| Stored data |
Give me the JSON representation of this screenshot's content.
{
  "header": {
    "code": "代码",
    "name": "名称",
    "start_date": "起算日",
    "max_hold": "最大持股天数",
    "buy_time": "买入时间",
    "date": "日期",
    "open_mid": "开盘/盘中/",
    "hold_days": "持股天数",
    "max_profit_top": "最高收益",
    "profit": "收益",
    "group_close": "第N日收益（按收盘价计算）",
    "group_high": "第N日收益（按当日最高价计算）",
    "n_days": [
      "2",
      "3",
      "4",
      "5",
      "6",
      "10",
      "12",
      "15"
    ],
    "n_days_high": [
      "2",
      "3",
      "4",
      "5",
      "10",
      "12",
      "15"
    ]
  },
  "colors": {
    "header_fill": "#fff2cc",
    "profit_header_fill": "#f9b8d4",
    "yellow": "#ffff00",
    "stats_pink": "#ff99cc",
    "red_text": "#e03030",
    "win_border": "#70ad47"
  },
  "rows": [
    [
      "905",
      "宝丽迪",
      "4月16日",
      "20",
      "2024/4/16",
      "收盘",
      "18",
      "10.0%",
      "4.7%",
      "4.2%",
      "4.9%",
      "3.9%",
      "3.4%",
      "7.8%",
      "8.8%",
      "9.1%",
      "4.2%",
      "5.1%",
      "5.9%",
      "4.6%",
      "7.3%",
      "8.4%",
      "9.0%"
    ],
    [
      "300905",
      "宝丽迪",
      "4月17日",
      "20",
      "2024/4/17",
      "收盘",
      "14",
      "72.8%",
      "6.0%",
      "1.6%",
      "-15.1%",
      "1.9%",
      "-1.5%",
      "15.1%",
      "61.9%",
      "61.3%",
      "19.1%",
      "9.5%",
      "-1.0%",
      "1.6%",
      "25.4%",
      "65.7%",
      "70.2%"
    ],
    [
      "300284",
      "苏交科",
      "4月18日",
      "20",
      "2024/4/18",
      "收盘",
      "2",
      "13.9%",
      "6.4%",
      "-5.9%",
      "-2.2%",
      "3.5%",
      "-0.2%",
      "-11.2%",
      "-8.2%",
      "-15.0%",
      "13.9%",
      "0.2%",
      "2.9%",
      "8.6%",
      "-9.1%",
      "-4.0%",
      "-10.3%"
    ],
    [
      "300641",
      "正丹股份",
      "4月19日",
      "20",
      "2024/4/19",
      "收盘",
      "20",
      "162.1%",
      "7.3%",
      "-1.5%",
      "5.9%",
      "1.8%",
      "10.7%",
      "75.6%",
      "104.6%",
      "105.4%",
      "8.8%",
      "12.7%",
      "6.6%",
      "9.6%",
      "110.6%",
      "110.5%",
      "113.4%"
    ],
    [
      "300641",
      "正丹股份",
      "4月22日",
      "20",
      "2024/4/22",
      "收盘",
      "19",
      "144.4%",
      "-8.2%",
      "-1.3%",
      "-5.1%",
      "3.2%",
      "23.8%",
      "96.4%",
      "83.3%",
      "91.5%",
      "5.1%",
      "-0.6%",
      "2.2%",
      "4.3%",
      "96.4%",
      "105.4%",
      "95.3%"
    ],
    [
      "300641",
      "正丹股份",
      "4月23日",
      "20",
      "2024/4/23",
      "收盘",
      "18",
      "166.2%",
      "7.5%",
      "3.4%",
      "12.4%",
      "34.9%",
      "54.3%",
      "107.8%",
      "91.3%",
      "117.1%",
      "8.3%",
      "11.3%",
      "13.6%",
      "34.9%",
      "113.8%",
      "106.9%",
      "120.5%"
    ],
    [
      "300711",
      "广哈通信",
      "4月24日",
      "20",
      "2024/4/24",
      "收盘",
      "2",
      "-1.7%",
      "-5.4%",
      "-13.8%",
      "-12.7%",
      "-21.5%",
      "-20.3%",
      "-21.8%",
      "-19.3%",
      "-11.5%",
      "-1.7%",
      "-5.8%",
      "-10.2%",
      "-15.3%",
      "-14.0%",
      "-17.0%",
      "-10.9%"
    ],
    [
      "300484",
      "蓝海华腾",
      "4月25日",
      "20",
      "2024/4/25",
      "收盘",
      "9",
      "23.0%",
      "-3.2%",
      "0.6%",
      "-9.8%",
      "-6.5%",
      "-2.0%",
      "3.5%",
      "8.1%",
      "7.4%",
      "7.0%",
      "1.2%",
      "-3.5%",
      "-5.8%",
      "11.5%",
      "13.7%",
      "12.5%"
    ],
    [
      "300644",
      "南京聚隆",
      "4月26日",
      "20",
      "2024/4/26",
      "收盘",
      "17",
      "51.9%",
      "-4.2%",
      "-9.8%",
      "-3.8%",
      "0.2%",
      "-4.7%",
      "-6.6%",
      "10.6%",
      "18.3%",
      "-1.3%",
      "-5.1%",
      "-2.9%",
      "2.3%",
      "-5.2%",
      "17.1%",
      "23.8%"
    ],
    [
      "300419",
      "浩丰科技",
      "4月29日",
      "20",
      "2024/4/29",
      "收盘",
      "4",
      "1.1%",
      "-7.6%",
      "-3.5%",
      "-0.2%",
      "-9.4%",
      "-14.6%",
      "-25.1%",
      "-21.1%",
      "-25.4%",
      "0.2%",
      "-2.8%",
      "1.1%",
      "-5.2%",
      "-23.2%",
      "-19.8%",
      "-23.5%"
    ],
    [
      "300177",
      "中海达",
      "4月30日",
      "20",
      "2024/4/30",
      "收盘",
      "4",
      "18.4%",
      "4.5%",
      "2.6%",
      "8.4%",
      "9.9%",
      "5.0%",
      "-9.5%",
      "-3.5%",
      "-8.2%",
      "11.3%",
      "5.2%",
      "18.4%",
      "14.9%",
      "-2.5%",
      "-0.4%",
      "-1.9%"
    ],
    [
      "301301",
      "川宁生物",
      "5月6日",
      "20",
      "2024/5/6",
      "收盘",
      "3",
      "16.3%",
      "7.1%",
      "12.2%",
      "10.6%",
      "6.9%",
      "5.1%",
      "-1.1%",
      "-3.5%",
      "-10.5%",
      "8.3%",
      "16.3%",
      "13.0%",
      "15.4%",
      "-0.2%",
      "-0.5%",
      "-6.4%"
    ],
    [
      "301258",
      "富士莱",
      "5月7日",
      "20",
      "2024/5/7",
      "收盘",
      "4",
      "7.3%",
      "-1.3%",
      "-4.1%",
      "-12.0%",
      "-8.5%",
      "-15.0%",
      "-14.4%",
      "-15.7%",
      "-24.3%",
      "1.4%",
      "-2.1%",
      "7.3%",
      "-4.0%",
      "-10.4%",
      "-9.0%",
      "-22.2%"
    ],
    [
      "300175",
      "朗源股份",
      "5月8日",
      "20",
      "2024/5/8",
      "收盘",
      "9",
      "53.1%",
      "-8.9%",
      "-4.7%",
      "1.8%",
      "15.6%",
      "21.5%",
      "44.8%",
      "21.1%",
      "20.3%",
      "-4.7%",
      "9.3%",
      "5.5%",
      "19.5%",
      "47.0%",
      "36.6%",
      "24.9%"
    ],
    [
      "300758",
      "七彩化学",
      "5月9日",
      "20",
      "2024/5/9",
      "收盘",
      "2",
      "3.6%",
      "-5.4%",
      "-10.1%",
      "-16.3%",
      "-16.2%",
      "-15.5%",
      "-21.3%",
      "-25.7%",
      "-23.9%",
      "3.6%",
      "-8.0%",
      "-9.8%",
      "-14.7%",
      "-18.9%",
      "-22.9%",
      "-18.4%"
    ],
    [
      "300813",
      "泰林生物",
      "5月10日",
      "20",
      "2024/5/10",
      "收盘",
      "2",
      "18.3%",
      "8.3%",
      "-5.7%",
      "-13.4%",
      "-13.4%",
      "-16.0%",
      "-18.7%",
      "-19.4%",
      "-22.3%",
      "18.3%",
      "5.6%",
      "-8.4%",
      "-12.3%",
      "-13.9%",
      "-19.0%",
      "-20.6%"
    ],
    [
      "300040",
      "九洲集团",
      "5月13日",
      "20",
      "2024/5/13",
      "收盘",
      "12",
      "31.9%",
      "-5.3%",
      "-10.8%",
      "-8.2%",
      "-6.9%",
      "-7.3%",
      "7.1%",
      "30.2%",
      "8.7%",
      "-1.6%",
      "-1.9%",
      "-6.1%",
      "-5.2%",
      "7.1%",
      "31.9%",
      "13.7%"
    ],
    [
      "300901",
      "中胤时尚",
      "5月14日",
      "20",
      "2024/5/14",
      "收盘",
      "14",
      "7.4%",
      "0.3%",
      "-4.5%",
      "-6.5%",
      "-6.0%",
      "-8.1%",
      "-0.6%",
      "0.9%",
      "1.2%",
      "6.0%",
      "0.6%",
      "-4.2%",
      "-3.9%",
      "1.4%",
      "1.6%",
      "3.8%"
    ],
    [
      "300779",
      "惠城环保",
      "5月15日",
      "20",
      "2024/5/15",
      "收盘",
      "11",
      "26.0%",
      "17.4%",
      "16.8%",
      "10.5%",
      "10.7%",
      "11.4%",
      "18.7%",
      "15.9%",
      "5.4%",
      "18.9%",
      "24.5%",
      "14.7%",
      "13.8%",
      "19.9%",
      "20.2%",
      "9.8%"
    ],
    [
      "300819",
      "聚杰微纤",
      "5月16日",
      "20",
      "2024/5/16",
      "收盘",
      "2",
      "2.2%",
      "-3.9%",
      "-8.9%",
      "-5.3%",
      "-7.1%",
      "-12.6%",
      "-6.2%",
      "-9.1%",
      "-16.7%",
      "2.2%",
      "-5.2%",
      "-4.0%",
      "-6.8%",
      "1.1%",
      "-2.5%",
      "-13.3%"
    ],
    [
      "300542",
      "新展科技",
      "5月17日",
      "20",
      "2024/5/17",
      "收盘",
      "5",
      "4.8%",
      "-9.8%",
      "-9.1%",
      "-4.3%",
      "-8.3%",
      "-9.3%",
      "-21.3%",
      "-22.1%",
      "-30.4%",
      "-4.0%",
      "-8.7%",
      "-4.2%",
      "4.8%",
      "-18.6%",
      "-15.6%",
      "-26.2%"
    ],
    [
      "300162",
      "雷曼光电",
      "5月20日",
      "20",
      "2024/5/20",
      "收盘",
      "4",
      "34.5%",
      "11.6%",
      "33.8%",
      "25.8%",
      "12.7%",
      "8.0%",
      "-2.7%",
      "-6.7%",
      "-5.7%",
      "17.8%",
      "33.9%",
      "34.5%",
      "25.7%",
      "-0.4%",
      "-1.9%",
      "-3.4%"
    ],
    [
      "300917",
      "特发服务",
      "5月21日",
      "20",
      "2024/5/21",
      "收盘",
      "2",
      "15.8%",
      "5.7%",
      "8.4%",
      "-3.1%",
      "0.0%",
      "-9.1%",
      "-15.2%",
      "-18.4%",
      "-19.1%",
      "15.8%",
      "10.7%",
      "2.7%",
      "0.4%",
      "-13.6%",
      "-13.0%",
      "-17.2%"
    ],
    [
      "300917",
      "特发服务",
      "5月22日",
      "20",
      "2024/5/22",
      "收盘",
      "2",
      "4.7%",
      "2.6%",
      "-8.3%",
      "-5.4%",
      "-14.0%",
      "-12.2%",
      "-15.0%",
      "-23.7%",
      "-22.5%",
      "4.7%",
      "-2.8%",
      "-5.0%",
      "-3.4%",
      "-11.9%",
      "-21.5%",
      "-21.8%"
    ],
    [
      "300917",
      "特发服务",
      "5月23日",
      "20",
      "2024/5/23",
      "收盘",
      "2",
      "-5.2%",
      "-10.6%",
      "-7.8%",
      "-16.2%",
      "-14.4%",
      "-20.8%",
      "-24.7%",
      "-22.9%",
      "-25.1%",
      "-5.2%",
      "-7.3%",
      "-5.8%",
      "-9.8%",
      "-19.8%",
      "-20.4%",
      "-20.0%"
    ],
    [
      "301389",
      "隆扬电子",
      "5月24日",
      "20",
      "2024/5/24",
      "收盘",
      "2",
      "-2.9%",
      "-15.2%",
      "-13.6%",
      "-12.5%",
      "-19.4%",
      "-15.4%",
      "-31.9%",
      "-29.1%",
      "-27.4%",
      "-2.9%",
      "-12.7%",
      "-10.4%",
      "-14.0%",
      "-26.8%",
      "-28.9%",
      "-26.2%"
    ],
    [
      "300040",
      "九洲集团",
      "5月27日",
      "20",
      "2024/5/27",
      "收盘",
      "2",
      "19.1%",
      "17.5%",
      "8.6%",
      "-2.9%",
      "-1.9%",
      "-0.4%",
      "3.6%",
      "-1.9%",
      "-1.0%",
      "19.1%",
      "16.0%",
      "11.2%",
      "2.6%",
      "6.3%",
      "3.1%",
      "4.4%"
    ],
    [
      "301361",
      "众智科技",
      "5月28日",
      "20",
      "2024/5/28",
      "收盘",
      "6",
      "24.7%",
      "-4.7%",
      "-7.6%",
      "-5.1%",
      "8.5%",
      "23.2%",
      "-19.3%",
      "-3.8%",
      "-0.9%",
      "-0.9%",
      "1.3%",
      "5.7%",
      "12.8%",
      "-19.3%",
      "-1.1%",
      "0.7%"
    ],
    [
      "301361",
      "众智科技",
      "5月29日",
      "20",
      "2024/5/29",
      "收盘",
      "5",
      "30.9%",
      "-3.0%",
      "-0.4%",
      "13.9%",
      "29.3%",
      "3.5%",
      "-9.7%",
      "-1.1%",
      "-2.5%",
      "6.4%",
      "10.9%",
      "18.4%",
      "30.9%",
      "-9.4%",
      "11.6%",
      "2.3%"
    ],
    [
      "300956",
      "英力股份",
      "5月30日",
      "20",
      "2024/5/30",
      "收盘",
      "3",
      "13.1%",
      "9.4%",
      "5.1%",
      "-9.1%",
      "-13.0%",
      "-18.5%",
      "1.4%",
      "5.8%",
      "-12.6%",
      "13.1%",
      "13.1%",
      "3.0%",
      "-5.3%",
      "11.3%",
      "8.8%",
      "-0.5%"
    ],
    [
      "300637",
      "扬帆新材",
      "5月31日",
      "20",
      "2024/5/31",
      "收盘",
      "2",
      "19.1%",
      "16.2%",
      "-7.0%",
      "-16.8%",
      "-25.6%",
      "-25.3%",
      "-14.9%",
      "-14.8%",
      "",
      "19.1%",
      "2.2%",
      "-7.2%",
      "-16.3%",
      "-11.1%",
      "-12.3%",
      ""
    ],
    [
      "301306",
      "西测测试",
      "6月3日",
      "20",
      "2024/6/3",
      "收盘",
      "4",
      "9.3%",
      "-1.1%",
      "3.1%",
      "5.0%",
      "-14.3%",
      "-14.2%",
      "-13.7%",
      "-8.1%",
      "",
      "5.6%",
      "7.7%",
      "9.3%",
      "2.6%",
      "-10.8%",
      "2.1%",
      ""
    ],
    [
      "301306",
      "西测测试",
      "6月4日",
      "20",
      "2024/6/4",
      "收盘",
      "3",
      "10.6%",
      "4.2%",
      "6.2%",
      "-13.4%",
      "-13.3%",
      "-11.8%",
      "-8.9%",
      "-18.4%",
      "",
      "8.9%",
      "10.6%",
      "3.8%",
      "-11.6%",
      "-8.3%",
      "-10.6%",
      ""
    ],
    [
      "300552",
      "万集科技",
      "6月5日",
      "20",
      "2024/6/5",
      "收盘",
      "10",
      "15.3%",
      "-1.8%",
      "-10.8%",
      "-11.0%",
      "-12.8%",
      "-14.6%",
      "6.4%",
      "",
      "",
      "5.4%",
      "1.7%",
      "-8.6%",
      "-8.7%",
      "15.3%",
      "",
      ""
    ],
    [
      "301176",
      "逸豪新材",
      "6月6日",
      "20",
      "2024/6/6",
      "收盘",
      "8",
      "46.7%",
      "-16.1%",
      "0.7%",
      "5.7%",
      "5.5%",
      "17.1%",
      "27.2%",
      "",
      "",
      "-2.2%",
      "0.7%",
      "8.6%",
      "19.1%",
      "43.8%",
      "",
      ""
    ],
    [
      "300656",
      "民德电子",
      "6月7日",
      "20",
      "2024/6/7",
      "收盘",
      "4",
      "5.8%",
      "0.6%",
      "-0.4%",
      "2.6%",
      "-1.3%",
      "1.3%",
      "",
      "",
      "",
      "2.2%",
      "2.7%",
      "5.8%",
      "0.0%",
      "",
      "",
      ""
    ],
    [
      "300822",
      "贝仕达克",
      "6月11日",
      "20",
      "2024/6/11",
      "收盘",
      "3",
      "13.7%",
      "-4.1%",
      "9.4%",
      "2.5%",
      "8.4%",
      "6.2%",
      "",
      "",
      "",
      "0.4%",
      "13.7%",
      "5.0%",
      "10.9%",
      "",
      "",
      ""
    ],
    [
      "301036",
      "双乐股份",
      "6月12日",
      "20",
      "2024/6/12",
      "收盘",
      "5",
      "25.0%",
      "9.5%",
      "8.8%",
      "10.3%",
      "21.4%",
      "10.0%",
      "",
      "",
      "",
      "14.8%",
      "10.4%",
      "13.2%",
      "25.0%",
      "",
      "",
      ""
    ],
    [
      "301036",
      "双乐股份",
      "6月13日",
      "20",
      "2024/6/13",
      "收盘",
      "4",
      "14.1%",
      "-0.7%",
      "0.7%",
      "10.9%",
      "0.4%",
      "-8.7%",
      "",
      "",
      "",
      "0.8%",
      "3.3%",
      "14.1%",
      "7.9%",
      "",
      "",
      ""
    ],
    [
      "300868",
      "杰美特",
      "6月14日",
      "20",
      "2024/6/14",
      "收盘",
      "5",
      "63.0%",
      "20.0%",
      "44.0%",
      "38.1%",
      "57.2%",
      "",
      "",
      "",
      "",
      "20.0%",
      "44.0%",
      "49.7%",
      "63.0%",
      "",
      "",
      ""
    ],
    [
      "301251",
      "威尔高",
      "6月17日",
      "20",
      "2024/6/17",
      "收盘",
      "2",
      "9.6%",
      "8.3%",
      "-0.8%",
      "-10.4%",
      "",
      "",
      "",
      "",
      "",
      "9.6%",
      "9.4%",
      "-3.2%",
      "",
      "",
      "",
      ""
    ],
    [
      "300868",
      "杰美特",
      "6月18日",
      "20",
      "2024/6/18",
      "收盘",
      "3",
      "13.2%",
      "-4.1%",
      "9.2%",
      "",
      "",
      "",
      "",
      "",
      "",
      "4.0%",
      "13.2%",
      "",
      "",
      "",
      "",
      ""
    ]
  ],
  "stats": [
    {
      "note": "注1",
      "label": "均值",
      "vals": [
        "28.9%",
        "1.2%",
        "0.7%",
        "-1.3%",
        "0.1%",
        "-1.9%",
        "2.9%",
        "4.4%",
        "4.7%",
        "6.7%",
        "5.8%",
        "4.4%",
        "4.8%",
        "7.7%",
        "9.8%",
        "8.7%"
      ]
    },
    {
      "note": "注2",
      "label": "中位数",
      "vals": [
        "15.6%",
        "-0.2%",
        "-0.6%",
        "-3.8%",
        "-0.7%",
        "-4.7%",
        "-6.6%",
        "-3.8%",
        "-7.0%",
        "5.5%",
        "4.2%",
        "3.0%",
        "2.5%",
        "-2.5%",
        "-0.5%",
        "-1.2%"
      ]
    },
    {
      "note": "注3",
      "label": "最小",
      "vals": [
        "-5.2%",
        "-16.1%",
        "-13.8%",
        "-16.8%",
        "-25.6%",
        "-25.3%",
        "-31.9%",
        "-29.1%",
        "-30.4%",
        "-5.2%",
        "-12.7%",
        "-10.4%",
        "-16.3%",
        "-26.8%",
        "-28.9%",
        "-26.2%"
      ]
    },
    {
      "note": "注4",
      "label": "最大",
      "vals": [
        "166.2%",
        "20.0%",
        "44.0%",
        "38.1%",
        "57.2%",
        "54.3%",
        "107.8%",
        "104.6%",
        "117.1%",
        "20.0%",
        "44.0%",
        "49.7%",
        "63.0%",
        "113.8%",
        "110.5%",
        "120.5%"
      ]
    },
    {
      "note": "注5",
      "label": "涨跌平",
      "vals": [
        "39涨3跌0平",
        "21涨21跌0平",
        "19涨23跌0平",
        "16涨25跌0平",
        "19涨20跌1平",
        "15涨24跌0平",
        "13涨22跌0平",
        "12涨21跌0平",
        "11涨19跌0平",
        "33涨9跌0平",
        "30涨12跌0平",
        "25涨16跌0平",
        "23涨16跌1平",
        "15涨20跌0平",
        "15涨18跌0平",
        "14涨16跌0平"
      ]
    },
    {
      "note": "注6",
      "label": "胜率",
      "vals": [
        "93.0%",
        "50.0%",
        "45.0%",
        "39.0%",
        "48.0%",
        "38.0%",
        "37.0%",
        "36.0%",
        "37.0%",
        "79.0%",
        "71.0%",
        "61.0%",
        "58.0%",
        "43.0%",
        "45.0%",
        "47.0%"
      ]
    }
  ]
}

| Exercise details |
Copy out each line of the entries that holds "第N日收益".

| Answer to the task |
    "group_close": "第N日收益（按收盘价计算）",
    "group_high": "第N日收益（按当日最高价计算）",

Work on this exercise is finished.